WORK TO DO:
Repeat all the material exactly; pictures stay out of your copy.

DATA SUPPLIED:
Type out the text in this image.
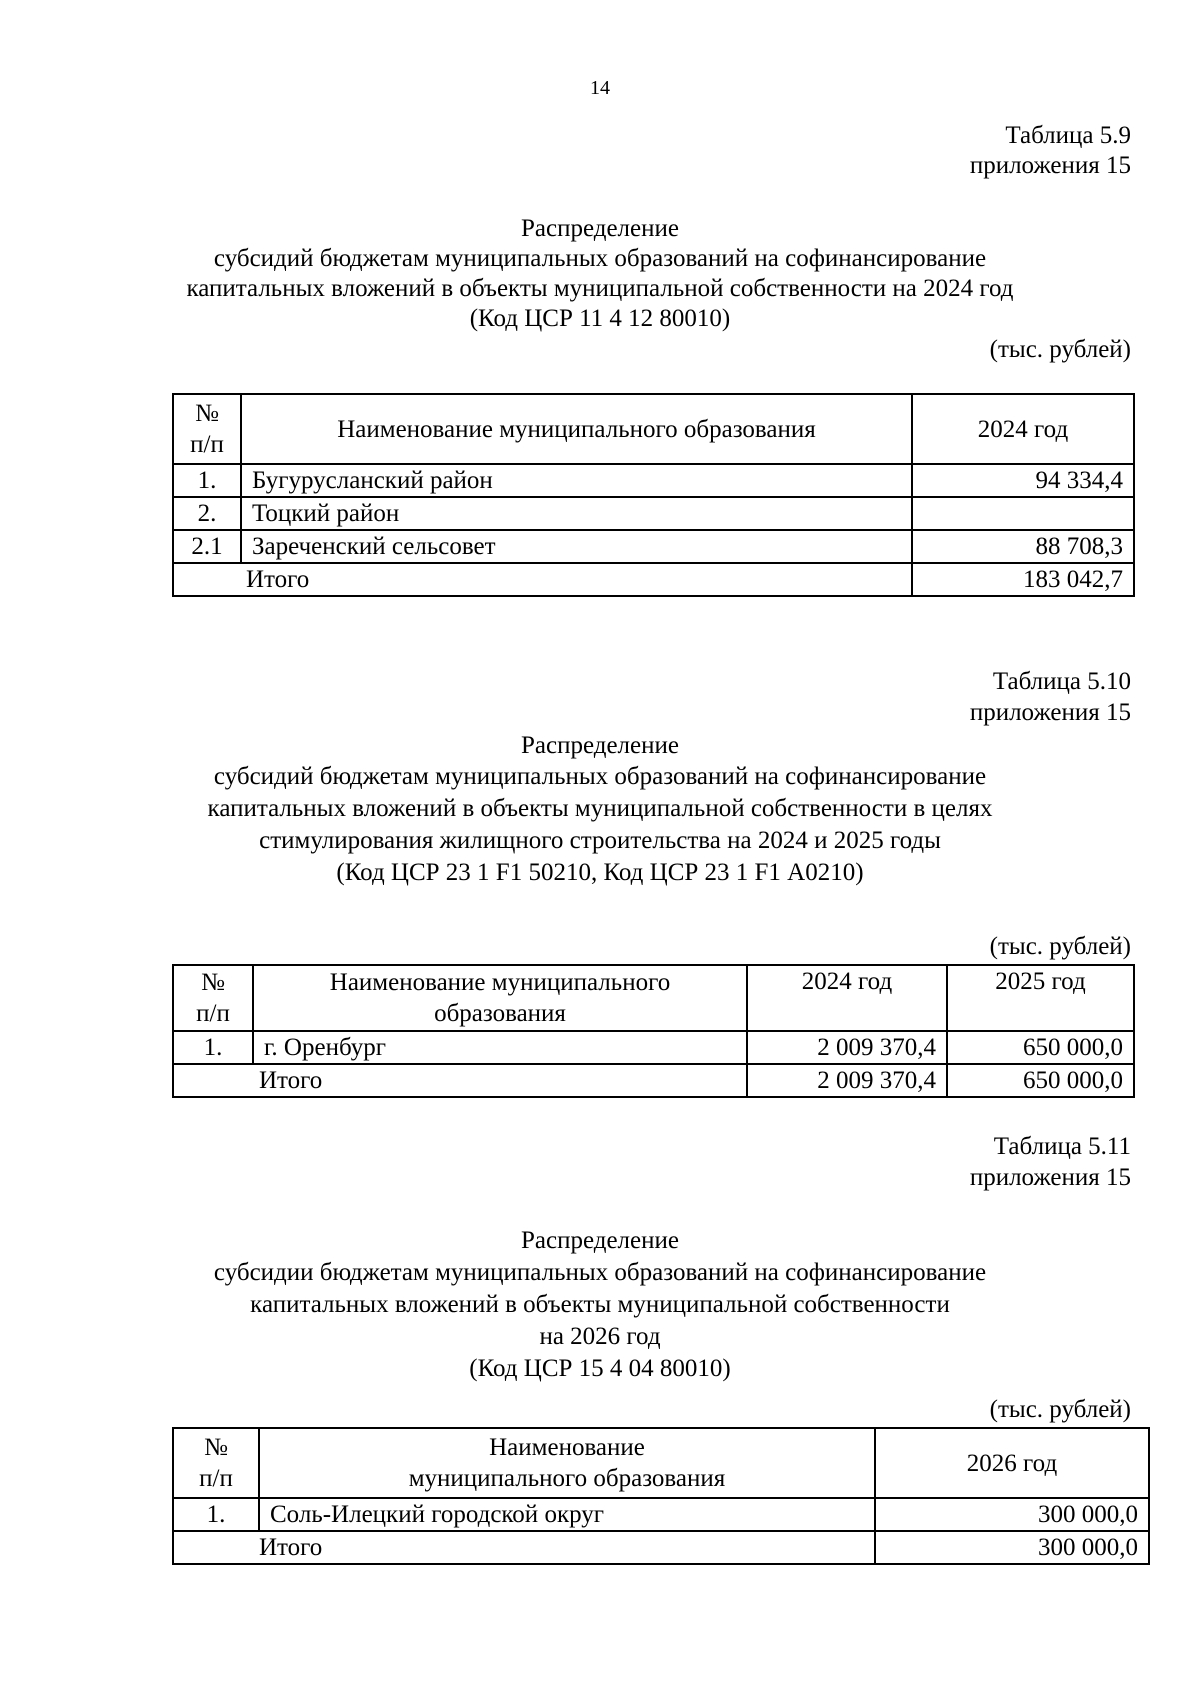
14
Таблица 5.9
приложения 15
Распределение
субсидий бюджетам муниципальных образований на софинансирование
капитальных вложений в объекты муниципальной собственности на 2024 год
(Код ЦСР 11 4 12 80010)
(тыс. рублей)
№
п/п	Наименование муниципального образования	2024 год
1.	Бугурусланский район	94 334,4
2.	Тоцкий район	
2.1	Зареченский сельсовет	88 708,3
Итого		183 042,7
Таблица 5.10
приложения 15
Распределение
субсидий бюджетам муниципальных образований на софинансирование
капитальных вложений в объекты муниципальной собственности в целях
стимулирования жилищного строительства на 2024 и 2025 годы
(Код ЦСР 23 1 F1 50210, Код ЦСР 23 1 F1 А0210)
(тыс. рублей)
№
п/п	Наименование муниципального
образования	2024 год	2025 год
1.	г. Оренбург	2 009 370,4	650 000,0
Итого		2 009 370,4	650 000,0
Таблица 5.11
приложения 15
Распределение
субсидии бюджетам муниципальных образований на софинансирование
капитальных вложений в объекты муниципальной собственности
на 2026 год
(Код ЦСР 15 4 04 80010)
(тыс. рублей)
№
п/п	Наименование
муниципального образования	2026 год
1.	Соль-Илецкий городской округ	300 000,0
Итого		300 000,0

RESPONSE TO THE EXERCISE:
Type out the text in this image.
14
Таблица 5.9
приложения 15
Распределение
субсидий бюджетам муниципальных образований на софинансирование
капитальных вложений в объекты муниципальной собственности на 2024 год
(Код ЦСР 11 4 12 80010)
(тыс. рублей)
№
п/п	Наименование муниципального образования	2024 год
1.	Бугурусланский район	94 334,4
2.	Тоцкий район	
2.1	Зареченский сельсовет	88 708,3
Итого		183 042,7
Таблица 5.10
приложения 15
Распределение
субсидий бюджетам муниципальных образований на софинансирование
капитальных вложений в объекты муниципальной собственности в целях
стимулирования жилищного строительства на 2024 и 2025 годы
(Код ЦСР 23 1 F1 50210, Код ЦСР 23 1 F1 А0210)
(тыс. рублей)
№
п/п	Наименование муниципального
образования	2024 год	2025 год
1.	г. Оренбург	2 009 370,4	650 000,0
Итого		2 009 370,4	650 000,0
Таблица 5.11
приложения 15
Распределение
субсидии бюджетам муниципальных образований на софинансирование
капитальных вложений в объекты муниципальной собственности
на 2026 год
(Код ЦСР 15 4 04 80010)
(тыс. рублей)
№
п/п	Наименование
муниципального образования	2026 год
1.	Соль-Илецкий городской округ	300 000,0
Итого		300 000,0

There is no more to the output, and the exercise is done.